» Source excerpt:
• • • •

If you gave them payment info
Credit card: call the number on the back of the card. Tell them you've been scammed. They can dispute the charge. Most credit cards have strong fraud protection. Easiest to recover.
Bank account (ACH transfer or check): call your bank immediately. Recovery is harder than credit card but sometimes possible if you act within 24 hours.
Wire transfer: very difficult to recover. Call your bank immediately and the receiving bank if you know it. After the money clears (1-3 business days), recovery is nearly impossible.
Gift cards: almost impossible to recover, but try anyway. Call the gift card company (Apple, Google Play, Target, Walmart) immediately with the card numbers. Sometimes they can freeze before redemption.
Cryptocurrency: usually impossible to recover. Transactions are irreversible.
Zelle, Venmo, Cash App, PayPal Friends & Family: These have weaker fraud protection than credit cards. Contact the platform and your bank, but recovery is uncertain.
Lock down your accounts
From a different device than the one the scammer touched:
- Change your email password first (email controls password resets for everything else)
- Change bank and credit card passwords
- Change any password you typed during the scam
- Enable two-factor authentication on every important account
- Check "Devices signed in" on Google, Apple, and Microsoft accounts. Sign out unfamiliar devices.

• • • •

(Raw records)
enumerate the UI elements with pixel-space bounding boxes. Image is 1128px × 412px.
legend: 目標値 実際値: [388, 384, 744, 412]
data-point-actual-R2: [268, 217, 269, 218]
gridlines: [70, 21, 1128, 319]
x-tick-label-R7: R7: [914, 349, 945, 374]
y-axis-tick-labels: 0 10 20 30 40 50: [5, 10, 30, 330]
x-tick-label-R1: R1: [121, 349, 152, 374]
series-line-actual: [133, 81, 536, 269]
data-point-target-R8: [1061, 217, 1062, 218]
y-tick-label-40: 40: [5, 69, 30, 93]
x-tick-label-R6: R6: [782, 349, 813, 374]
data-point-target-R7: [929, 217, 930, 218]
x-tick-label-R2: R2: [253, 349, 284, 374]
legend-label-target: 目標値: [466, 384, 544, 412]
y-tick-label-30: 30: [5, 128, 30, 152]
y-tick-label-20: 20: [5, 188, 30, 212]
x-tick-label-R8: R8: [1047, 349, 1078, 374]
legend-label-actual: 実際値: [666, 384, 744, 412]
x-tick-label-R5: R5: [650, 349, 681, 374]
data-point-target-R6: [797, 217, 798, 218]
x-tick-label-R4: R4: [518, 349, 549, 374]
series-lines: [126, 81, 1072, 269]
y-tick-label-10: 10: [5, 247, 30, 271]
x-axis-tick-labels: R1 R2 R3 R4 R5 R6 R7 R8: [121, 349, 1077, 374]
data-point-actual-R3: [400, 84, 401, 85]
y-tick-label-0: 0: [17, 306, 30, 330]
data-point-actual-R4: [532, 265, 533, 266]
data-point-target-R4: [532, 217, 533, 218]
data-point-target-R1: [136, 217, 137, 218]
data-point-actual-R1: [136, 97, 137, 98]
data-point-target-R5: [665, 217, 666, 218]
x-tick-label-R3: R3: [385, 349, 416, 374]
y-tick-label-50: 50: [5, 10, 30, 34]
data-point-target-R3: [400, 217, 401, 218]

• • • •

Carry the scam recovery guide forward from its last line, picking up right after the item about signing out unfamiliar devices. These records were taken from a separate source.

» Answer below:
- Review recent activity on email and bank for things you didn't do
File reports (even if recovery seems unlikely)
- Local police: non-emergency line. They probably can't solve it, but a report number helps with bank disputes and insurance.
- FTC: reportfraud.ftc.gov
- FBI's IC3 (Internet Crime Complaint Center): ic3.gov
- State Attorney General
- If your identity was stolen: identitytheft.gov has a full recovery plan
Protect against identity theft
If the scammer got personal info (Social Security number, driver's license, address), freeze your credit at all three bureaus. It's free and stops anyone from opening new credit in your name.
You can unfreeze later if you need to open new credit. Freezing is the most effective single thing you can do.
If you can't sleep
I get it. Sleep matters. So does action.
Do the urgent stuff tonight: stop talking to scammer, disconnect compromised device, call your bank, change email password. The rest can wait until tomorrow.
The emotional part
You may feel embarrassed. Don't. Scammers manipulate people for a living. Lawyers, doctors, professors, and even cybersecurity experts have fallen for these. The emotional aftermath is real but temporary.
Tell at least one trusted person (family member, friend). Don't keep it secret. Scammers count on shame keeping you quiet so you don't seek help and so they can target you again.
How to avoid the next one
- Never give remote access to anyone you didn't initiate contact with
- Never pay anyone with gift cards. None. Ever.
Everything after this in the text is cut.